• **THE REQUEST**:
Reproduce all of the data exactly, with no line skipped.

• **EXTRACTED ENTRIES**:
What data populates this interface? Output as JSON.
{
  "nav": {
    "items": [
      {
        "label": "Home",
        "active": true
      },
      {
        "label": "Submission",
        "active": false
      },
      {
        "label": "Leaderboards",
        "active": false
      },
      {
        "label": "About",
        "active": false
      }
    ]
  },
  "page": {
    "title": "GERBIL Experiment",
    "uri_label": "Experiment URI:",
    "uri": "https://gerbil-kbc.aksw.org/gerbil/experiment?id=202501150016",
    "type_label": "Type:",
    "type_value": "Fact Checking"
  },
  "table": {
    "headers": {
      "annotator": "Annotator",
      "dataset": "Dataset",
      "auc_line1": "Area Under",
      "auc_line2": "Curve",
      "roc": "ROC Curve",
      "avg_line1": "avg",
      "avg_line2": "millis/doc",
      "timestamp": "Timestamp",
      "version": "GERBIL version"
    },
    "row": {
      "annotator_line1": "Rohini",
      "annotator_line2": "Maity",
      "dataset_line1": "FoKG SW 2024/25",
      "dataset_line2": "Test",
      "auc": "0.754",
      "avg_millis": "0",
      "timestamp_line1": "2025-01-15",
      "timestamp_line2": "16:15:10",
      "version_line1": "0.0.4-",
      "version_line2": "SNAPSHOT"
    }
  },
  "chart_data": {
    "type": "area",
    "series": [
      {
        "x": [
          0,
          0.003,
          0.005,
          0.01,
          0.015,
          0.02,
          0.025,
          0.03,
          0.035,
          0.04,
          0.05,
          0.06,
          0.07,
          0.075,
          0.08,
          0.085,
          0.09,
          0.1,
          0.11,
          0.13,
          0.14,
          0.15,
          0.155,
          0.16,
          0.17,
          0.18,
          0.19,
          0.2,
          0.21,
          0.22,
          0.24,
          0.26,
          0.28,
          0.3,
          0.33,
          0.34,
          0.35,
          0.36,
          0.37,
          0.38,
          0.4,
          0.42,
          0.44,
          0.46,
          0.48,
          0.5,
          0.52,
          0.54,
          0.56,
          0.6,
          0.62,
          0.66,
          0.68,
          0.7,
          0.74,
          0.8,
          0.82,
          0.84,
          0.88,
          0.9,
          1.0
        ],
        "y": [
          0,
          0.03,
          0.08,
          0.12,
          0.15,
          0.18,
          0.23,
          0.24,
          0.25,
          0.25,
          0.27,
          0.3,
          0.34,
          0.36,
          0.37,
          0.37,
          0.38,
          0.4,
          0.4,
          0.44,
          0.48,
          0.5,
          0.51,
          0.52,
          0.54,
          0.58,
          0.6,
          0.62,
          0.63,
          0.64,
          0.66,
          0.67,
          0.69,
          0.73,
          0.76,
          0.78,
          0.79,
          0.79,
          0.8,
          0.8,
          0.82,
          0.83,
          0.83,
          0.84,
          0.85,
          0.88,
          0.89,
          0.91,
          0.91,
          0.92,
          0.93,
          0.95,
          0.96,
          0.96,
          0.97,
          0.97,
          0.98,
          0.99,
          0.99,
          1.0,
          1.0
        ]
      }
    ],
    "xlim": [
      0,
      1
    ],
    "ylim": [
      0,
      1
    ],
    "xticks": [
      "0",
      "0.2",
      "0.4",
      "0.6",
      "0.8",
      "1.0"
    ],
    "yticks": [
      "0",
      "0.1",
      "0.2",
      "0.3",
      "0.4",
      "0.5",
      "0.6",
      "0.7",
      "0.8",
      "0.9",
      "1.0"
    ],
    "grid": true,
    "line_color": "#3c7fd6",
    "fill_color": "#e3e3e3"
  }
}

• **FULL SOLUTION**:
What data populates this interface? Output as JSON.
{
  "nav": {
    "items": [
      {
        "label": "Home",
        "active": true
      },
      {
        "label": "Submission",
        "active": false
      },
      {
        "label": "Leaderboards",
        "active": false
      },
      {
        "label": "About",
        "active": false
      }
    ]
  },
  "page": {
    "title": "GERBIL Experiment",
    "uri_label": "Experiment URI:",
    "uri": "https://gerbil-kbc.aksw.org/gerbil/experiment?id=202501150016",
    "type_label": "Type:",
    "type_value": "Fact Checking"
  },
  "table": {
    "headers": {
      "annotator": "Annotator",
      "dataset": "Dataset",
      "auc_line1": "Area Under",
      "auc_line2": "Curve",
      "roc": "ROC Curve",
      "avg_line1": "avg",
      "avg_line2": "millis/doc",
      "timestamp": "Timestamp",
      "version": "GERBIL version"
    },
    "row": {
      "annotator_line1": "Rohini",
      "annotator_line2": "Maity",
      "dataset_line1": "FoKG SW 2024/25",
      "dataset_line2": "Test",
      "auc": "0.754",
      "avg_millis": "0",
      "timestamp_line1": "2025-01-15",
      "timestamp_line2": "16:15:10",
      "version_line1": "0.0.4-",
      "version_line2": "SNAPSHOT"
    }
  },
  "chart_data": {
    "type": "area",
    "series": [
      {
        "x": [
          0,
          0.003,
          0.005,
          0.01,
          0.015,
          0.02,
          0.025,
          0.03,
          0.035,
          0.04,
          0.05,
          0.06,
          0.07,
          0.075,
          0.08,
          0.085,
          0.09,
          0.1,
          0.11,
          0.13,
          0.14,
          0.15,
          0.155,
          0.16,
          0.17,
          0.18,
          0.19,
          0.2,
          0.21,
          0.22,
          0.24,
          0.26,
          0.28,
          0.3,
          0.33,
          0.34,
          0.35,
          0.36,
          0.37,
          0.38,
          0.4,
          0.42,
          0.44,
          0.46,
          0.48,
          0.5,
          0.52,
          0.54,
          0.56,
          0.6,
          0.62,
          0.66,
          0.68,
          0.7,
          0.74,
          0.8,
          0.82,
          0.84,
          0.88,
          0.9,
          1.0
        ],
        "y": [
          0,
          0.03,
          0.08,
          0.12,
          0.15,
          0.18,
          0.23,
          0.24,
          0.25,
          0.25,
          0.27,
          0.3,
          0.34,
          0.36,
          0.37,
          0.37,
          0.38,
          0.4,
          0.4,
          0.44,
          0.48,
          0.5,
          0.51,
          0.52,
          0.54,
          0.58,
          0.6,
          0.62,
          0.63,
          0.64,
          0.66,
          0.67,
          0.69,
          0.73,
          0.76,
          0.78,
          0.79,
          0.79,
          0.8,
          0.8,
          0.82,
          0.83,
          0.83,
          0.84,
          0.85,
          0.88,
          0.89,
          0.91,
          0.91,
          0.92,
          0.93,
          0.95,
          0.96,
          0.96,
          0.97,
          0.97,
          0.98,
          0.99,
          0.99,
          1.0,
          1.0
        ]
      }
    ],
    "xlim": [
      0,
      1
    ],
    "ylim": [
      0,
      1
    ],
    "xticks": [
      "0",
      "0.2",
      "0.4",
      "0.6",
      "0.8",
      "1.0"
    ],
    "yticks": [
      "0",
      "0.1",
      "0.2",
      "0.3",
      "0.4",
      "0.5",
      "0.6",
      "0.7",
      "0.8",
      "0.9",
      "1.0"
    ],
    "grid": true,
    "line_color": "#3c7fd6",
    "fill_color": "#e3e3e3"
  }
}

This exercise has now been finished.